WHAT TO WORK ON
Copy out the listing exactly.

[Saved data entries]
· · · · ·

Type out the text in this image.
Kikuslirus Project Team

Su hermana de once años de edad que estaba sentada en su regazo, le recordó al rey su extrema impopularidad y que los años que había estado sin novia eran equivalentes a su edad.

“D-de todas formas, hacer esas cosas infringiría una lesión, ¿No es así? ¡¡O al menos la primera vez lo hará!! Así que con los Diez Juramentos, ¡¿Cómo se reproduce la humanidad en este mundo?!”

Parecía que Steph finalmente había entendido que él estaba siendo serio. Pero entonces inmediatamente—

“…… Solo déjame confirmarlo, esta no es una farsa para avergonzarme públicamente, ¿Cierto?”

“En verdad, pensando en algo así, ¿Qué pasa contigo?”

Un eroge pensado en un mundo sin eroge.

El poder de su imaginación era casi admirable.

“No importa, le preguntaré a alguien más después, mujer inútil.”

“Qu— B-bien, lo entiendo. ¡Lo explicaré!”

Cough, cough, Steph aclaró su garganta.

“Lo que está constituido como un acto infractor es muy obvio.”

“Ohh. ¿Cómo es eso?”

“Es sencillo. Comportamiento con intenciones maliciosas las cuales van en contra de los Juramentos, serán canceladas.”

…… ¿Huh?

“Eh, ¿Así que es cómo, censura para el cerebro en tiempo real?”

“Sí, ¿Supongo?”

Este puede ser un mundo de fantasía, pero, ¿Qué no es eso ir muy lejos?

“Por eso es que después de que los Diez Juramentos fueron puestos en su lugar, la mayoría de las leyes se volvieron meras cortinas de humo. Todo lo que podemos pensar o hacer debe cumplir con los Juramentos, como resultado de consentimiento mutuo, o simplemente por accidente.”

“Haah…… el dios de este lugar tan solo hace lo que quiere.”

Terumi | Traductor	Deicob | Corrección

· · · · ·

COMPLETED TASK
Type out the text in this image.
Kikuslirus Project Team

Su hermana de once años de edad que estaba sentada en su regazo, le recordó al rey su extrema impopularidad y que los años que había estado sin novia eran equivalentes a su edad.

“D-de todas formas, hacer esas cosas infringiría una lesión, ¿No es así? ¡¡O al menos la primera vez lo hará!! Así que con los Diez Juramentos, ¡¿Cómo se reproduce la humanidad en este mundo?!”

Parecía que Steph finalmente había entendido que él estaba siendo serio. Pero entonces inmediatamente—

“…… Solo déjame confirmarlo, esta no es una farsa para avergonzarme públicamente, ¿Cierto?”

“En verdad, pensando en algo así, ¿Qué pasa contigo?”

Un eroge pensado en un mundo sin eroge.

El poder de su imaginación era casi admirable.

“No importa, le preguntaré a alguien más después, mujer inútil.”

“Qu— B-bien, lo entiendo. ¡Lo explicaré!”

Cough, cough, Steph aclaró su garganta.

“Lo que está constituido como un acto infractor es muy obvio.”

“Ohh. ¿Cómo es eso?”

“Es sencillo. Comportamiento con intenciones maliciosas las cuales van en contra de los Juramentos, serán canceladas.”

…… ¿Huh?

“Eh, ¿Así que es cómo, censura para el cerebro en tiempo real?”

“Sí, ¿Supongo?”

Este puede ser un mundo de fantasía, pero, ¿Qué no es eso ir muy lejos?

“Por eso es que después de que los Diez Juramentos fueron puestos en su lugar, la mayoría de las leyes se volvieron meras cortinas de humo. Todo lo que podemos pensar o hacer debe cumplir con los Juramentos, como resultado de consentimiento mutuo, o simplemente por accidente.”

“Haah…… el dios de este lugar tan solo hace lo que quiere.”

Terumi | Traductor	Deicob | Corrección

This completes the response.